EXERCISE DETAILS:
Copy the records below exactly as they appear.
## begin PROVIDED ENTRIES
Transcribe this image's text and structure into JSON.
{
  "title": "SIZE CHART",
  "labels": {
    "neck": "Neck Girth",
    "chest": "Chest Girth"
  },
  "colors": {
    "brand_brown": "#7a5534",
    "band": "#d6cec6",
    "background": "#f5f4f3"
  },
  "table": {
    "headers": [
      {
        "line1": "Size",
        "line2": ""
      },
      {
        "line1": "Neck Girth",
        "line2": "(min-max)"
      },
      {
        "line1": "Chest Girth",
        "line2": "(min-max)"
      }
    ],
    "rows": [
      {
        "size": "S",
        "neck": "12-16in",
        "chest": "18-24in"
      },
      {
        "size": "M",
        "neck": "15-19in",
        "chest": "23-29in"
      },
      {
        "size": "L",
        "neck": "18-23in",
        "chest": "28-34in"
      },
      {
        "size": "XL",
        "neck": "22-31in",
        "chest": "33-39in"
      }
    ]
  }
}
## end PROVIDED ENTRIES
THE RESULT:
Transcribe this image's text and structure into JSON.
{
  "title": "SIZE CHART",
  "labels": {
    "neck": "Neck Girth",
    "chest": "Chest Girth"
  },
  "colors": {
    "brand_brown": "#7a5534",
    "band": "#d6cec6",
    "background": "#f5f4f3"
  },
  "table": {
    "headers": [
      {
        "line1": "Size",
        "line2": ""
      },
      {
        "line1": "Neck Girth",
        "line2": "(min-max)"
      },
      {
        "line1": "Chest Girth",
        "line2": "(min-max)"
      }
    ],
    "rows": [
      {
        "size": "S",
        "neck": "12-16in",
        "chest": "18-24in"
      },
      {
        "size": "M",
        "neck": "15-19in",
        "chest": "23-29in"
      },
      {
        "size": "L",
        "neck": "18-23in",
        "chest": "28-34in"
      },
      {
        "size": "XL",
        "neck": "22-31in",
        "chest": "33-39in"
      }
    ]
  }
}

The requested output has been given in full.